#### [What is being asked]
The data below should be restated word for word, with every picture omitted.

#### [The input]

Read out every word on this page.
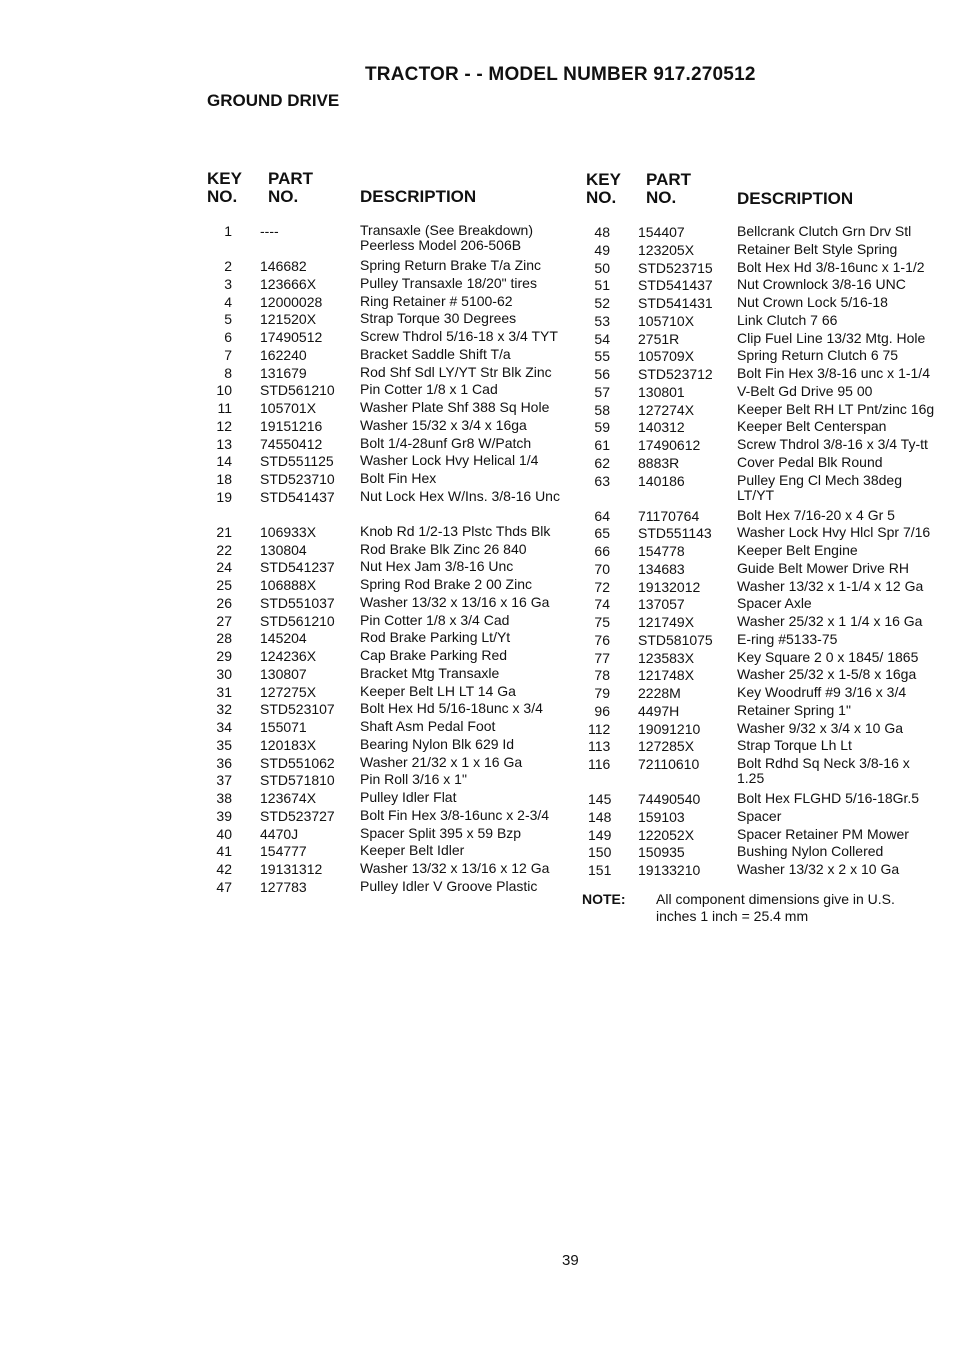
TRACTOR - - MODEL NUMBER 917.270512
GROUND DRIVE
KEY
NO.
PART
NO.	DESCRIPTION
KEY
NO.
PART
NO.	DESCRIPTION
1 ----	Transaxle (See Breakdown) Peerless Model 206-506B
2 146682	Spring Return Brake T/a Zinc
3 123666X	Pulley Transaxle 18/20" tires
4 12000028	Ring Retainer # 5100-62
5 121520X	Strap Torque 30 Degrees
6 17490512	Screw Thdrol 5/16-18 x 3/4 TYT
7 162240	Bracket Saddle Shift T/a
8 131679	Rod Shf Sdl LY/YT Str Blk Zinc
10 STD561210 Pin Cotter 1/8 x 1 Cad
11 105701X	Washer Plate Shf 388 Sq Hole
12 19151216	Washer 15/32 x 3/4 x 16ga
13 74550412	Bolt 1/4-28unf Gr8 W/Patch
14 STD551125 Washer Lock Hvy Helical 1/4
18 STD523710 Bolt Fin Hex
19 STD541437 Nut Lock Hex W/Ins. 3/8-16 Unc
21 106933X	Knob Rd 1/2-13 Plstc Thds Blk
22 130804	Rod Brake Blk Zinc 26 840
24 STD541237 Nut Hex Jam 3/8-16 Unc
25 106888X	Spring Rod Brake 2 00 Zinc
26 STD551037 Washer 13/32 x 13/16 x 16 Ga
27 STD561210 Pin Cotter 1/8 x 3/4 Cad
28 145204	Rod Brake Parking Lt/Yt
29 124236X	Cap Brake Parking Red
30 130807	Bracket Mtg Transaxle
31 127275X	Keeper Belt LH LT 14 Ga
32 STD523107 Bolt Hex Hd 5/16-18unc x 3/4
34 155071	Shaft Asm Pedal Foot
35 120183X	Bearing Nylon Blk 629 Id
36 STD551062 Washer 21/32 x 1 x 16 Ga
37 STD571810 Pin Roll 3/16 x 1"
38 123674X	Pulley Idler Flat
39 STD523727 Bolt Fin Hex 3/8-16unc x 2-3/4
40 4470J	Spacer Split 395 x 59 Bzp
41 154777	Keeper Belt Idler
42 19131312	Washer 13/32 x 13/16 x 12 Ga
47 127783	Pulley Idler V Groove Plastic
48 154407	Bellcrank Clutch Grn Drv Stl
49 123205X	Retainer Belt Style Spring
50 STD523715 Bolt Hex Hd 3/8-16unc x 1-1/2
51 STD541437 Nut Crownlock 3/8-16 UNC
52 STD541431 Nut Crown Lock 5/16-18
53 105710X	Link Clutch 7 66
54 2751R	Clip Fuel Line 13/32 Mtg. Hole
55 105709X	Spring Return Clutch 6 75
56 STD523712 Bolt Fin Hex 3/8-16 unc x 1-1/4
57 130801	V-Belt Gd Drive 95 00
58 127274X	Keeper Belt RH LT Pnt/zinc 16g
59 140312	Keeper Belt Centerspan
61 17490612	Screw Thdrol 3/8-16 x 3/4 Ty-tt
62 8883R	Cover Pedal Blk Round
63 140186	Pulley Eng Cl Mech 38deg LT/YT
64 71170764	Bolt Hex 7/16-20 x 4 Gr 5
65 STD551143 Washer Lock Hvy Hlcl Spr 7/16
66 154778	Keeper Belt Engine
70 134683	Guide Belt Mower Drive RH
72 19132012	Washer 13/32 x 1-1/4 x 12 Ga
74 137057	Spacer Axle
75 121749X	Washer 25/32 x 1 1/4 x 16 Ga
76 STD581075 E-ring #5133-75
77 123583X	Key Square 2 0 x 1845/ 1865
78 121748X	Washer 25/32 x 1-5/8 x 16ga
79 2228M	Key Woodruff #9 3/16 x 3/4
96 4497H	Retainer Spring 1"
112 19091210	Washer 9/32 x 3/4 x 10 Ga
113 127285X	Strap Torque Lh Lt
116 72110610	Bolt Rdhd Sq Neck 3/8-16 x 1.25
145 74490540	Bolt Hex FLGHD 5/16-18Gr.5
148 159103	Spacer
149 122052X	Spacer Retainer PM Mower
150 150935	Bushing Nylon Collered
151 19133210	Washer 13/32 x 2 x 10 Ga
NOTE: All component dimensions give in U.S. inches 1 inch = 25.4 mm
39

#### [Full output]
Read out every word on this page.
TRACTOR - - MODEL NUMBER 917.270512
GROUND DRIVE
KEY
NO.
PART
NO.	DESCRIPTION
KEY
NO.
PART
NO.	DESCRIPTION
1 ----	Transaxle (See Breakdown) Peerless Model 206-506B
2 146682	Spring Return Brake T/a Zinc
3 123666X	Pulley Transaxle 18/20" tires
4 12000028	Ring Retainer # 5100-62
5 121520X	Strap Torque 30 Degrees
6 17490512	Screw Thdrol 5/16-18 x 3/4 TYT
7 162240	Bracket Saddle Shift T/a
8 131679	Rod Shf Sdl LY/YT Str Blk Zinc
10 STD561210 Pin Cotter 1/8 x 1 Cad
11 105701X	Washer Plate Shf 388 Sq Hole
12 19151216	Washer 15/32 x 3/4 x 16ga
13 74550412	Bolt 1/4-28unf Gr8 W/Patch
14 STD551125 Washer Lock Hvy Helical 1/4
18 STD523710 Bolt Fin Hex
19 STD541437 Nut Lock Hex W/Ins. 3/8-16 Unc
21 106933X	Knob Rd 1/2-13 Plstc Thds Blk
22 130804	Rod Brake Blk Zinc 26 840
24 STD541237 Nut Hex Jam 3/8-16 Unc
25 106888X	Spring Rod Brake 2 00 Zinc
26 STD551037 Washer 13/32 x 13/16 x 16 Ga
27 STD561210 Pin Cotter 1/8 x 3/4 Cad
28 145204	Rod Brake Parking Lt/Yt
29 124236X	Cap Brake Parking Red
30 130807	Bracket Mtg Transaxle
31 127275X	Keeper Belt LH LT 14 Ga
32 STD523107 Bolt Hex Hd 5/16-18unc x 3/4
34 155071	Shaft Asm Pedal Foot
35 120183X	Bearing Nylon Blk 629 Id
36 STD551062 Washer 21/32 x 1 x 16 Ga
37 STD571810 Pin Roll 3/16 x 1"
38 123674X	Pulley Idler Flat
39 STD523727 Bolt Fin Hex 3/8-16unc x 2-3/4
40 4470J	Spacer Split 395 x 59 Bzp
41 154777	Keeper Belt Idler
42 19131312	Washer 13/32 x 13/16 x 12 Ga
47 127783	Pulley Idler V Groove Plastic
48 154407	Bellcrank Clutch Grn Drv Stl
49 123205X	Retainer Belt Style Spring
50 STD523715 Bolt Hex Hd 3/8-16unc x 1-1/2
51 STD541437 Nut Crownlock 3/8-16 UNC
52 STD541431 Nut Crown Lock 5/16-18
53 105710X	Link Clutch 7 66
54 2751R	Clip Fuel Line 13/32 Mtg. Hole
55 105709X	Spring Return Clutch 6 75
56 STD523712 Bolt Fin Hex 3/8-16 unc x 1-1/4
57 130801	V-Belt Gd Drive 95 00
58 127274X	Keeper Belt RH LT Pnt/zinc 16g
59 140312	Keeper Belt Centerspan
61 17490612	Screw Thdrol 3/8-16 x 3/4 Ty-tt
62 8883R	Cover Pedal Blk Round
63 140186	Pulley Eng Cl Mech 38deg LT/YT
64 71170764	Bolt Hex 7/16-20 x 4 Gr 5
65 STD551143 Washer Lock Hvy Hlcl Spr 7/16
66 154778	Keeper Belt Engine
70 134683	Guide Belt Mower Drive RH
72 19132012	Washer 13/32 x 1-1/4 x 12 Ga
74 137057	Spacer Axle
75 121749X	Washer 25/32 x 1 1/4 x 16 Ga
76 STD581075 E-ring #5133-75
77 123583X	Key Square 2 0 x 1845/ 1865
78 121748X	Washer 25/32 x 1-5/8 x 16ga
79 2228M	Key Woodruff #9 3/16 x 3/4
96 4497H	Retainer Spring 1"
112 19091210	Washer 9/32 x 3/4 x 10 Ga
113 127285X	Strap Torque Lh Lt
116 72110610	Bolt Rdhd Sq Neck 3/8-16 x 1.25
145 74490540	Bolt Hex FLGHD 5/16-18Gr.5
148 159103	Spacer
149 122052X	Spacer Retainer PM Mower
150 150935	Bushing Nylon Collered
151 19133210	Washer 13/32 x 2 x 10 Ga
NOTE: All component dimensions give in U.S. inches 1 inch = 25.4 mm
39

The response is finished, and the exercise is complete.